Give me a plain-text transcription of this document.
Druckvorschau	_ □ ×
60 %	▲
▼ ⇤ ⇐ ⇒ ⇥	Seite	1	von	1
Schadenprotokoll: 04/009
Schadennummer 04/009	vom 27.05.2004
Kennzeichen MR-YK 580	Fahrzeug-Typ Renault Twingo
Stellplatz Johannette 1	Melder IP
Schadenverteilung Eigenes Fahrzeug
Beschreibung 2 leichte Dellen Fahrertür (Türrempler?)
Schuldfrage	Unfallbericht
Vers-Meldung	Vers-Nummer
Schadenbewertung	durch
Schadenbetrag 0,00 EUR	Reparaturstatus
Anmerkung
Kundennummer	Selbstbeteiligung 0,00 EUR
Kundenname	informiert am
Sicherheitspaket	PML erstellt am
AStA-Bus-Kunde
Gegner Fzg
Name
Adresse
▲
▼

..........

[Aim of the task] All of the data above should be reproduced verbatim.

[Solution for this problem]
Give me a plain-text transcription of this document.
Druckvorschau	_ □ ×
60 %	▲
▼ ⇤ ⇐ ⇒ ⇥	Seite	1	von	1
Schadenprotokoll: 04/009
Schadennummer 04/009	vom 27.05.2004
Kennzeichen MR-YK 580	Fahrzeug-Typ Renault Twingo
Stellplatz Johannette 1	Melder IP
Schadenverteilung Eigenes Fahrzeug
Beschreibung 2 leichte Dellen Fahrertür (Türrempler?)
Schuldfrage	Unfallbericht
Vers-Meldung	Vers-Nummer
Schadenbewertung	durch
Schadenbetrag 0,00 EUR	Reparaturstatus
Anmerkung
Kundennummer	Selbstbeteiligung 0,00 EUR
Kundenname	informiert am
Sicherheitspaket	PML erstellt am
AStA-Bus-Kunde
Gegner Fzg
Name
Adresse
▲
▼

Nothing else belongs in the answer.